**Problem:**
Transcribe the material in full, exactly as written.

**Extracted material:**
◇ ◇ ◇ ◇
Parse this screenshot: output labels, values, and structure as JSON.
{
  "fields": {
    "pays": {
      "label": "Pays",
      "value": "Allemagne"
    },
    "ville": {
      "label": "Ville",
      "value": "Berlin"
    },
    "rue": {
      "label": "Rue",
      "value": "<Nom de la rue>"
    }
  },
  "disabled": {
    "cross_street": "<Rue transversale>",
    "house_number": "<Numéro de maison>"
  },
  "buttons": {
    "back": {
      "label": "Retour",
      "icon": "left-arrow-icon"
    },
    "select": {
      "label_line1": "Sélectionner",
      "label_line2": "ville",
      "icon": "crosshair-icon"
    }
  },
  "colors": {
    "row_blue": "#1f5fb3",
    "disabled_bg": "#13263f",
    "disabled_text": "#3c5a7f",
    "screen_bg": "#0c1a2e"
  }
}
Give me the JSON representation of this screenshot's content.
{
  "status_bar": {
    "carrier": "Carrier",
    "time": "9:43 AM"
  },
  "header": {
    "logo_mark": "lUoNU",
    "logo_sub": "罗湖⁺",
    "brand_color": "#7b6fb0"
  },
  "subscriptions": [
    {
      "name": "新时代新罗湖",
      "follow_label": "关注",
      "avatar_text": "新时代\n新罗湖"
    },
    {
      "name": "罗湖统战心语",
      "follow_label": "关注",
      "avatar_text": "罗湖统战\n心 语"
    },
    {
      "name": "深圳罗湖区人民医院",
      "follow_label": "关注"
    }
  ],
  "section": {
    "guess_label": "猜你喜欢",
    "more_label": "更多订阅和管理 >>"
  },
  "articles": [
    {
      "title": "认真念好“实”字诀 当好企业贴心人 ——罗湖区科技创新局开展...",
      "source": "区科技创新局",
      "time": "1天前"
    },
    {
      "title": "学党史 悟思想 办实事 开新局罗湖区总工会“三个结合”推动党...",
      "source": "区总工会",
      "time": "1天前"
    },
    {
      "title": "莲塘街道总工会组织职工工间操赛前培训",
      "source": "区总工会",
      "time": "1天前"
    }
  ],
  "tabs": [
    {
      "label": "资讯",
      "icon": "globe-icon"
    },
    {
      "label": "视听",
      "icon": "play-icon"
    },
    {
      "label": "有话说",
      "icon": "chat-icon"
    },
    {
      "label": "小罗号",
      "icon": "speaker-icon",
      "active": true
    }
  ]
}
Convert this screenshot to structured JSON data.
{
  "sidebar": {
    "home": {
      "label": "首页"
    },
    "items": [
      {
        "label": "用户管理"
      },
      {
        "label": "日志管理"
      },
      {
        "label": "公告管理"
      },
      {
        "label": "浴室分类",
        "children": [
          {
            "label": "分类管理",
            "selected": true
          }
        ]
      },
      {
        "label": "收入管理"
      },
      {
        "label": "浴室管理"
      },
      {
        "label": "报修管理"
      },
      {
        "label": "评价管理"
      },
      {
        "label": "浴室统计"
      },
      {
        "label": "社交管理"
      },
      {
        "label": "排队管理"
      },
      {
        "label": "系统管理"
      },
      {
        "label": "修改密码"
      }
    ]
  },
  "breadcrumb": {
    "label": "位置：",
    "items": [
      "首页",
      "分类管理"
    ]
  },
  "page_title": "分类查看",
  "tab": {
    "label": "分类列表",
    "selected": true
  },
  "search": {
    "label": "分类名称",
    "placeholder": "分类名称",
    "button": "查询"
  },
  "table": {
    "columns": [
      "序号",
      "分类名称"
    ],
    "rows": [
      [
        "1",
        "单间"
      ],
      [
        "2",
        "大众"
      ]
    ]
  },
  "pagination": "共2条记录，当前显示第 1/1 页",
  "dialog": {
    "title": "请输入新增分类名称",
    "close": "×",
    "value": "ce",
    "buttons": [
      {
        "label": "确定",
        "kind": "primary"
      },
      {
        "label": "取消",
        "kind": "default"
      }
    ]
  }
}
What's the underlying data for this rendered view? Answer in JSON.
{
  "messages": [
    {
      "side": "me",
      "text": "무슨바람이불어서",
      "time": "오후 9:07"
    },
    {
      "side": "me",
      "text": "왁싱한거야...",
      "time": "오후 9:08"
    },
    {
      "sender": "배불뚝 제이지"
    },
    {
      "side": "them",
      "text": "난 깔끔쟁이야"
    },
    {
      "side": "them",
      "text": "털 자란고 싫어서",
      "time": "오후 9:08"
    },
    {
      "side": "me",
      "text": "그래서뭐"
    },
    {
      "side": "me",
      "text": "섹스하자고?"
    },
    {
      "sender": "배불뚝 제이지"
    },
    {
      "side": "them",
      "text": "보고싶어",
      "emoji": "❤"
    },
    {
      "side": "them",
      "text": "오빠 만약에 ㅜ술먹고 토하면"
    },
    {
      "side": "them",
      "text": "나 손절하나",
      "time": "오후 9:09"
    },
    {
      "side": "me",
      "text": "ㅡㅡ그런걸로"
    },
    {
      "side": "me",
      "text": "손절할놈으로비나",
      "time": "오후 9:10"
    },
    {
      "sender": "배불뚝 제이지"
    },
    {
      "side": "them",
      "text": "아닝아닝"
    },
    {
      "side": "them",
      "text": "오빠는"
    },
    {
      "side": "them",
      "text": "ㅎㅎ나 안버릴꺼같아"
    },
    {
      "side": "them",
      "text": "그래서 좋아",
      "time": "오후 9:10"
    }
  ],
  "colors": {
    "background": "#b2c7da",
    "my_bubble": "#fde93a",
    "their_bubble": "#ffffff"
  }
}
◇ ◇ ◇ ◇
**Answer for the task:**
Parse this screenshot: output labels, values, and structure as JSON.
{
  "fields": {
    "pays": {
      "label": "Pays",
      "value": "Allemagne"
    },
    "ville": {
      "label": "Ville",
      "value": "Berlin"
    },
    "rue": {
      "label": "Rue",
      "value": "<Nom de la rue>"
    }
  },
  "disabled": {
    "cross_street": "<Rue transversale>",
    "house_number": "<Numéro de maison>"
  },
  "buttons": {
    "back": {
      "label": "Retour",
      "icon": "left-arrow-icon"
    },
    "select": {
      "label_line1": "Sélectionner",
      "label_line2": "ville",
      "icon": "crosshair-icon"
    }
  },
  "colors": {
    "row_blue": "#1f5fb3",
    "disabled_bg": "#13263f",
    "disabled_text": "#3c5a7f",
    "screen_bg": "#0c1a2e"
  }
}
Give me the JSON representation of this screenshot's content.
{
  "status_bar": {
    "carrier": "Carrier",
    "time": "9:43 AM"
  },
  "header": {
    "logo_mark": "lUoNU",
    "logo_sub": "罗湖⁺",
    "brand_color": "#7b6fb0"
  },
  "subscriptions": [
    {
      "name": "新时代新罗湖",
      "follow_label": "关注",
      "avatar_text": "新时代\n新罗湖"
    },
    {
      "name": "罗湖统战心语",
      "follow_label": "关注",
      "avatar_text": "罗湖统战\n心 语"
    },
    {
      "name": "深圳罗湖区人民医院",
      "follow_label": "关注"
    }
  ],
  "section": {
    "guess_label": "猜你喜欢",
    "more_label": "更多订阅和管理 >>"
  },
  "articles": [
    {
      "title": "认真念好“实”字诀 当好企业贴心人 ——罗湖区科技创新局开展...",
      "source": "区科技创新局",
      "time": "1天前"
    },
    {
      "title": "学党史 悟思想 办实事 开新局罗湖区总工会“三个结合”推动党...",
      "source": "区总工会",
      "time": "1天前"
    },
    {
      "title": "莲塘街道总工会组织职工工间操赛前培训",
      "source": "区总工会",
      "time": "1天前"
    }
  ],
  "tabs": [
    {
      "label": "资讯",
      "icon": "globe-icon"
    },
    {
      "label": "视听",
      "icon": "play-icon"
    },
    {
      "label": "有话说",
      "icon": "chat-icon"
    },
    {
      "label": "小罗号",
      "icon": "speaker-icon",
      "active": true
    }
  ]
}
Convert this screenshot to structured JSON data.
{
  "sidebar": {
    "home": {
      "label": "首页"
    },
    "items": [
      {
        "label": "用户管理"
      },
      {
        "label": "日志管理"
      },
      {
        "label": "公告管理"
      },
      {
        "label": "浴室分类",
        "children": [
          {
            "label": "分类管理",
            "selected": true
          }
        ]
      },
      {
        "label": "收入管理"
      },
      {
        "label": "浴室管理"
      },
      {
        "label": "报修管理"
      },
      {
        "label": "评价管理"
      },
      {
        "label": "浴室统计"
      },
      {
        "label": "社交管理"
      },
      {
        "label": "排队管理"
      },
      {
        "label": "系统管理"
      },
      {
        "label": "修改密码"
      }
    ]
  },
  "breadcrumb": {
    "label": "位置：",
    "items": [
      "首页",
      "分类管理"
    ]
  },
  "page_title": "分类查看",
  "tab": {
    "label": "分类列表",
    "selected": true
  },
  "search": {
    "label": "分类名称",
    "placeholder": "分类名称",
    "button": "查询"
  },
  "table": {
    "columns": [
      "序号",
      "分类名称"
    ],
    "rows": [
      [
        "1",
        "单间"
      ],
      [
        "2",
        "大众"
      ]
    ]
  },
  "pagination": "共2条记录，当前显示第 1/1 页",
  "dialog": {
    "title": "请输入新增分类名称",
    "close": "×",
    "value": "ce",
    "buttons": [
      {
        "label": "确定",
        "kind": "primary"
      },
      {
        "label": "取消",
        "kind": "default"
      }
    ]
  }
}
What's the underlying data for this rendered view? Answer in JSON.
{
  "messages": [
    {
      "side": "me",
      "text": "무슨바람이불어서",
      "time": "오후 9:07"
    },
    {
      "side": "me",
      "text": "왁싱한거야...",
      "time": "오후 9:08"
    },
    {
      "sender": "배불뚝 제이지"
    },
    {
      "side": "them",
      "text": "난 깔끔쟁이야"
    },
    {
      "side": "them",
      "text": "털 자란고 싫어서",
      "time": "오후 9:08"
    },
    {
      "side": "me",
      "text": "그래서뭐"
    },
    {
      "side": "me",
      "text": "섹스하자고?"
    },
    {
      "sender": "배불뚝 제이지"
    },
    {
      "side": "them",
      "text": "보고싶어",
      "emoji": "❤"
    },
    {
      "side": "them",
      "text": "오빠 만약에 ㅜ술먹고 토하면"
    },
    {
      "side": "them",
      "text": "나 손절하나",
      "time": "오후 9:09"
    },
    {
      "side": "me",
      "text": "ㅡㅡ그런걸로"
    },
    {
      "side": "me",
      "text": "손절할놈으로비나",
      "time": "오후 9:10"
    },
    {
      "sender": "배불뚝 제이지"
    },
    {
      "side": "them",
      "text": "아닝아닝"
    },
    {
      "side": "them",
      "text": "오빠는"
    },
    {
      "side": "them",
      "text": "ㅎㅎ나 안버릴꺼같아"
    },
    {
      "side": "them",
      "text": "그래서 좋아",
      "time": "오후 9:10"
    }
  ],
  "colors": {
    "background": "#b2c7da",
    "my_bubble": "#fde93a",
    "their_bubble": "#ffffff"
  }
}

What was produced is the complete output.